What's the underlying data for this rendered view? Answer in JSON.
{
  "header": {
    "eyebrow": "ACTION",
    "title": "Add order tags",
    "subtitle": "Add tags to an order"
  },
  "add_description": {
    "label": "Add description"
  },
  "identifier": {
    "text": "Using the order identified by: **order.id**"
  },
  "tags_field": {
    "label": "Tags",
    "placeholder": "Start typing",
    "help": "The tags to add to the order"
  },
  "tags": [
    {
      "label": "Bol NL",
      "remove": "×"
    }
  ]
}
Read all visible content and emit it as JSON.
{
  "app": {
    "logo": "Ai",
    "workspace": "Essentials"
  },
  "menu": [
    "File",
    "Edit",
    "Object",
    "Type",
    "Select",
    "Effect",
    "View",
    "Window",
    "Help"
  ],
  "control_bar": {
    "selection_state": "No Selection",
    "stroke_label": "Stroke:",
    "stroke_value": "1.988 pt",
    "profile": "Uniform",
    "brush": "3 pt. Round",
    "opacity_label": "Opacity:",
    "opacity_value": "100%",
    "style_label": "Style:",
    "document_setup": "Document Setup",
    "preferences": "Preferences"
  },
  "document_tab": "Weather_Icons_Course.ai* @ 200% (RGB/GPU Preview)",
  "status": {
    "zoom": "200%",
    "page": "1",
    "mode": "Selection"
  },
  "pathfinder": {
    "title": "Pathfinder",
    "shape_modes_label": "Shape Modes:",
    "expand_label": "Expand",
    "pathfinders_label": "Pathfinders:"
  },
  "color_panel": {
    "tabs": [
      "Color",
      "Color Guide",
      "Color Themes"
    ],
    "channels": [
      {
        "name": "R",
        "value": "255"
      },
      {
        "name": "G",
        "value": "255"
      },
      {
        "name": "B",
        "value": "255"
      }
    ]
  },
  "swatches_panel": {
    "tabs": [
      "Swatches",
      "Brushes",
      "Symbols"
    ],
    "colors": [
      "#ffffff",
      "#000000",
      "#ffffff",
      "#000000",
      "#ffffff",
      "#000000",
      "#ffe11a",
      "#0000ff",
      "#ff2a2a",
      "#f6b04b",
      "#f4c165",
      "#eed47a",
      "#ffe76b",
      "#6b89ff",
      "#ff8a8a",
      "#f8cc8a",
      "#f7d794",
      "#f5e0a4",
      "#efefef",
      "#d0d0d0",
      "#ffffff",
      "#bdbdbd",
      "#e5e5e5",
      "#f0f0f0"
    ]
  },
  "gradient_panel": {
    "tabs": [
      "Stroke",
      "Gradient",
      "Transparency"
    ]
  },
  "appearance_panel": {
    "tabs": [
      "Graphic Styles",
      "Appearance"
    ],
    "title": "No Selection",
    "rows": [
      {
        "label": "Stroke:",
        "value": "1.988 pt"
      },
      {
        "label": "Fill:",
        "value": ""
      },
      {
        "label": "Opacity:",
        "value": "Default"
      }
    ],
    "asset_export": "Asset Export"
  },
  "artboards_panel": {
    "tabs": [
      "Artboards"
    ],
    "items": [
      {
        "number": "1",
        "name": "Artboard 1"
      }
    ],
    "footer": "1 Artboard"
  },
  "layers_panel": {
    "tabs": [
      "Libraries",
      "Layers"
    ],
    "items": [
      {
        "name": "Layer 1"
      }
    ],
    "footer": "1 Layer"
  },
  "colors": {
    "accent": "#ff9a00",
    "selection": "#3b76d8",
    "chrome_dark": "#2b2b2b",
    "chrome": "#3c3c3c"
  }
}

━━━━━━━━

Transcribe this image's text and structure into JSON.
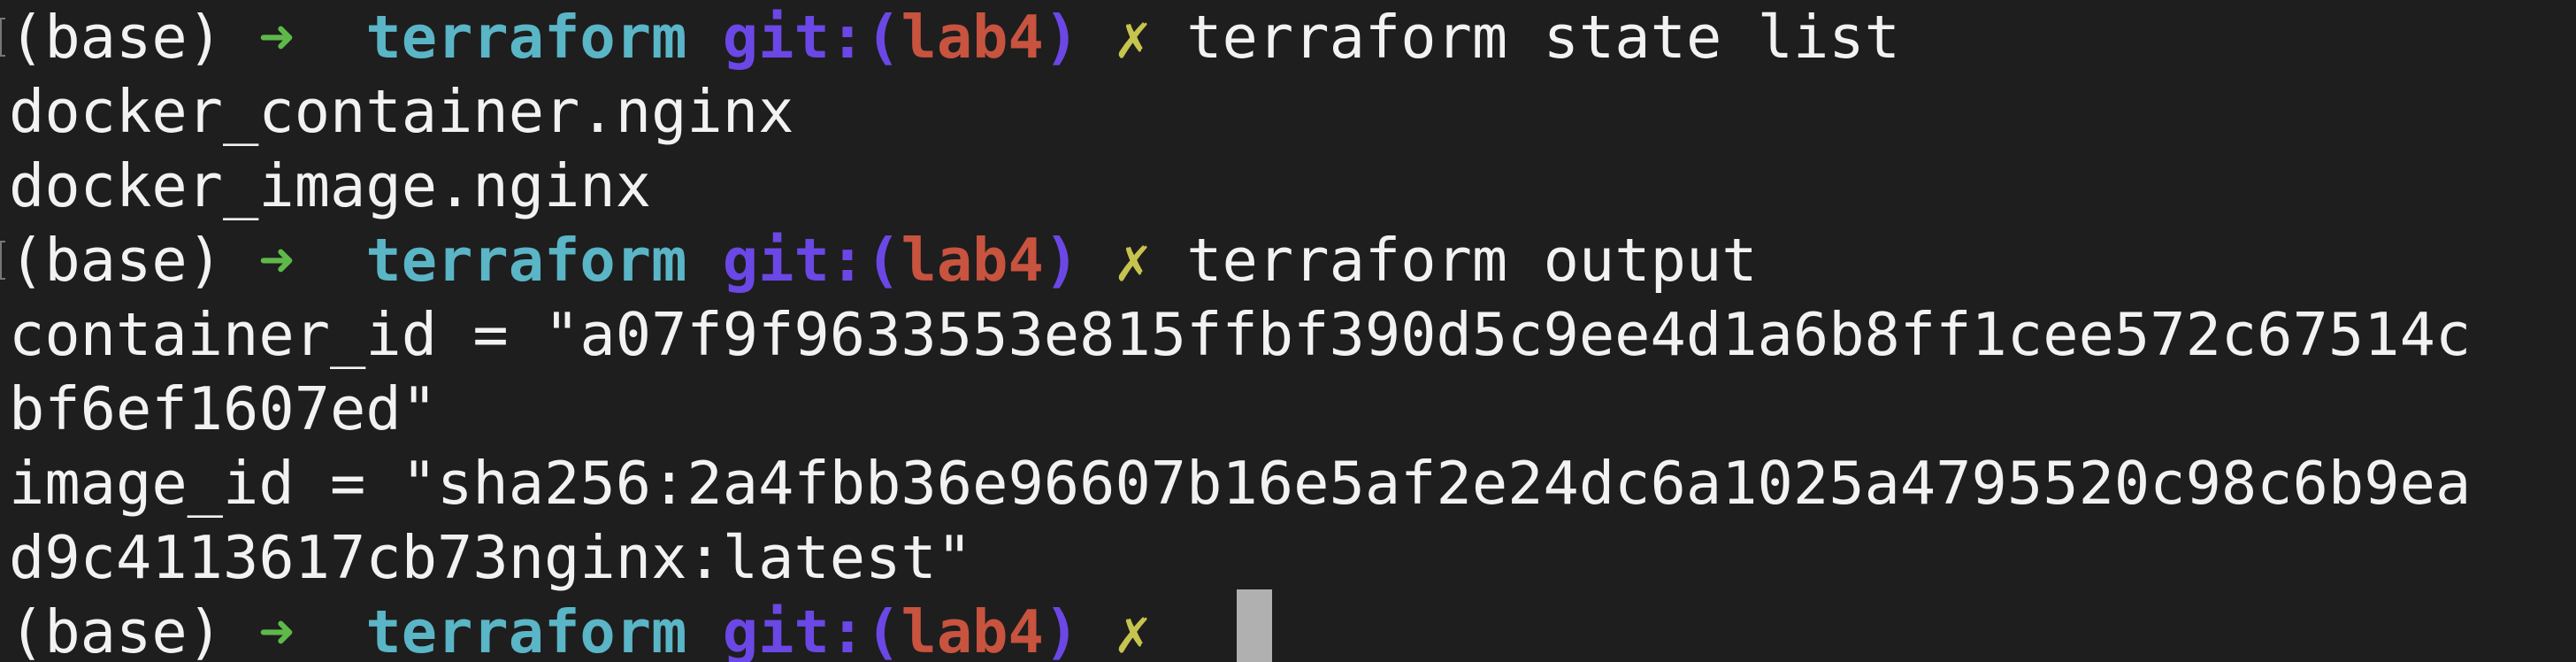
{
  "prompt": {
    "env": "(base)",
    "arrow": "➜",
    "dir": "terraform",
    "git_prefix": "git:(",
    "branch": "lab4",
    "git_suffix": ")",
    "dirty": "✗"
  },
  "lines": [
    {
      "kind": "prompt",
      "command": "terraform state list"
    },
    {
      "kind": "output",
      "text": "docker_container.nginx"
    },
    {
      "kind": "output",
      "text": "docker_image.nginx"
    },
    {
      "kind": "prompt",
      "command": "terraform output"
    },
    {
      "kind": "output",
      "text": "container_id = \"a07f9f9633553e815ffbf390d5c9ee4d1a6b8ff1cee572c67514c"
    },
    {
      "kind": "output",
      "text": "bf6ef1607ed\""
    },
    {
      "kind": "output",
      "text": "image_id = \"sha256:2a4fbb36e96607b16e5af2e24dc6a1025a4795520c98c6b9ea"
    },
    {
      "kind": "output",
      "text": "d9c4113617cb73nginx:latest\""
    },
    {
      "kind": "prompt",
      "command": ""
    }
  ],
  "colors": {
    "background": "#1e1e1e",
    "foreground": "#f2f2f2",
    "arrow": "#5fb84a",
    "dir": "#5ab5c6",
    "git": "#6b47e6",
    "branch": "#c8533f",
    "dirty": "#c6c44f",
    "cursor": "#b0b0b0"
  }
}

━━━━━━━━

Exercise requirements:
Give the number of lines in the entries that hold the word "order", and nothing else.

Expected output:
4